_What to work on_
Determine how many lines of the material hold the string "test" and reply with only that number.

_Material provided_
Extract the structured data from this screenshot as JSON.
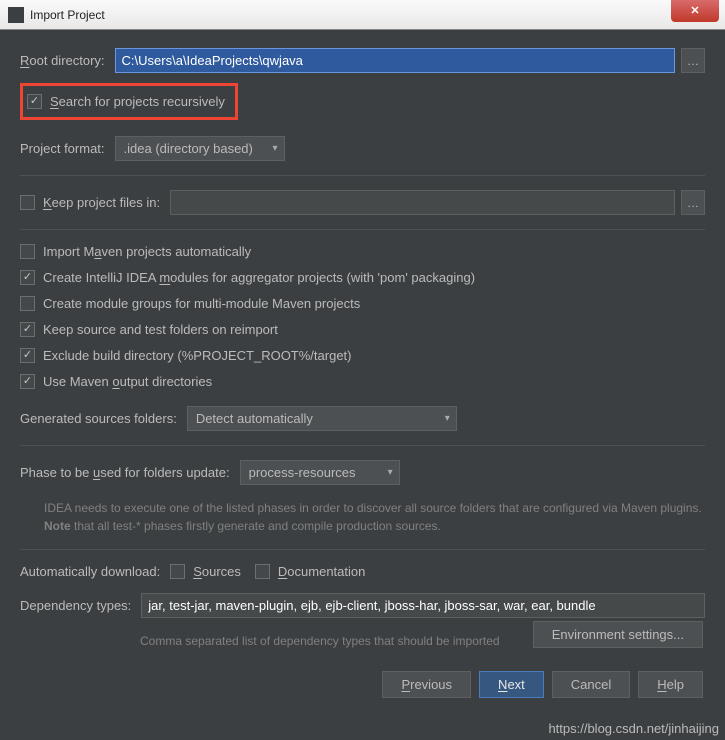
{
  "window": {
    "title": "Import Project"
  },
  "rootDir": {
    "label": "Root directory:",
    "value": "C:\\Users\\a\\IdeaProjects\\qwjava"
  },
  "searchRecursive": {
    "label": "Search for projects recursively"
  },
  "projectFormat": {
    "label": "Project format:",
    "value": ".idea (directory based)"
  },
  "keepFiles": {
    "label": "Keep project files in:"
  },
  "opts": {
    "importAuto": "Import Maven projects automatically",
    "createModules": "Create IntelliJ IDEA modules for aggregator projects (with 'pom' packaging)",
    "createGroups": "Create module groups for multi-module Maven projects",
    "keepSource": "Keep source and test folders on reimport",
    "excludeBuild": "Exclude build directory (%PROJECT_ROOT%/target)",
    "useMavenOut": "Use Maven output directories"
  },
  "genSources": {
    "label": "Generated sources folders:",
    "value": "Detect automatically"
  },
  "phase": {
    "label": "Phase to be used for folders update:",
    "value": "process-resources",
    "help1": "IDEA needs to execute one of the listed phases in order to discover all source folders that are configured via Maven plugins.",
    "help2a": "Note",
    "help2b": " that all test-* phases firstly generate and compile production sources."
  },
  "autoDownload": {
    "label": "Automatically download:",
    "sources": "Sources",
    "docs": "Documentation"
  },
  "depTypes": {
    "label": "Dependency types:",
    "value": "jar, test-jar, maven-plugin, ejb, ejb-client, jboss-har, jboss-sar, war, ear, bundle",
    "help": "Comma separated list of dependency types that should be imported"
  },
  "envBtn": "Environment settings...",
  "buttons": {
    "prev": "Previous",
    "next": "Next",
    "cancel": "Cancel",
    "help": "Help"
  },
  "watermark": "https://blog.csdn.net/jinhaijing"
}
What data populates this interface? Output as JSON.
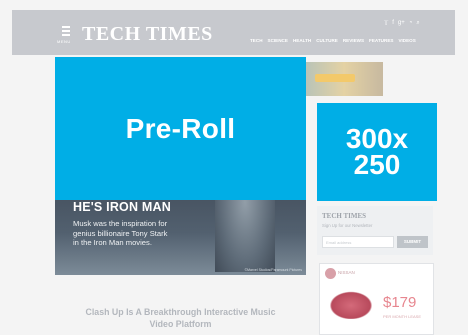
{
  "header": {
    "logo": "TECH TIMES",
    "menu_label": "MENU",
    "nav": [
      "TECH",
      "SCIENCE",
      "HEALTH",
      "CULTURE",
      "REVIEWS",
      "FEATURES",
      "VIDEOS"
    ],
    "social_icons": [
      "twitter-icon",
      "facebook-icon",
      "google-plus-icon",
      "rss-icon",
      "search-icon"
    ]
  },
  "banner": {
    "pill_text": ""
  },
  "preroll": {
    "label": "Pre-Roll"
  },
  "ad300": {
    "line1": "300x",
    "line2": "250"
  },
  "video": {
    "headline": "HE'S IRON MAN",
    "caption_lines": [
      "Musk was the inspiration for",
      "genius billionaire Tony Stark",
      "in the Iron Man movies."
    ],
    "credit": "©Marvel Studios/Paramount Pictures"
  },
  "newsletter": {
    "logo": "TECH TIMES",
    "text": "Sign Up for our Newsletter",
    "input_placeholder": "Email address",
    "button_label": "SUBMIT"
  },
  "carad": {
    "title": "NISSAN",
    "price": "$179",
    "terms": "PER MONTH LEASE"
  },
  "article": {
    "title_lines": [
      "Clash Up Is A Breakthrough Interactive Music",
      "Video Platform"
    ]
  }
}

_Response to this exercise_
3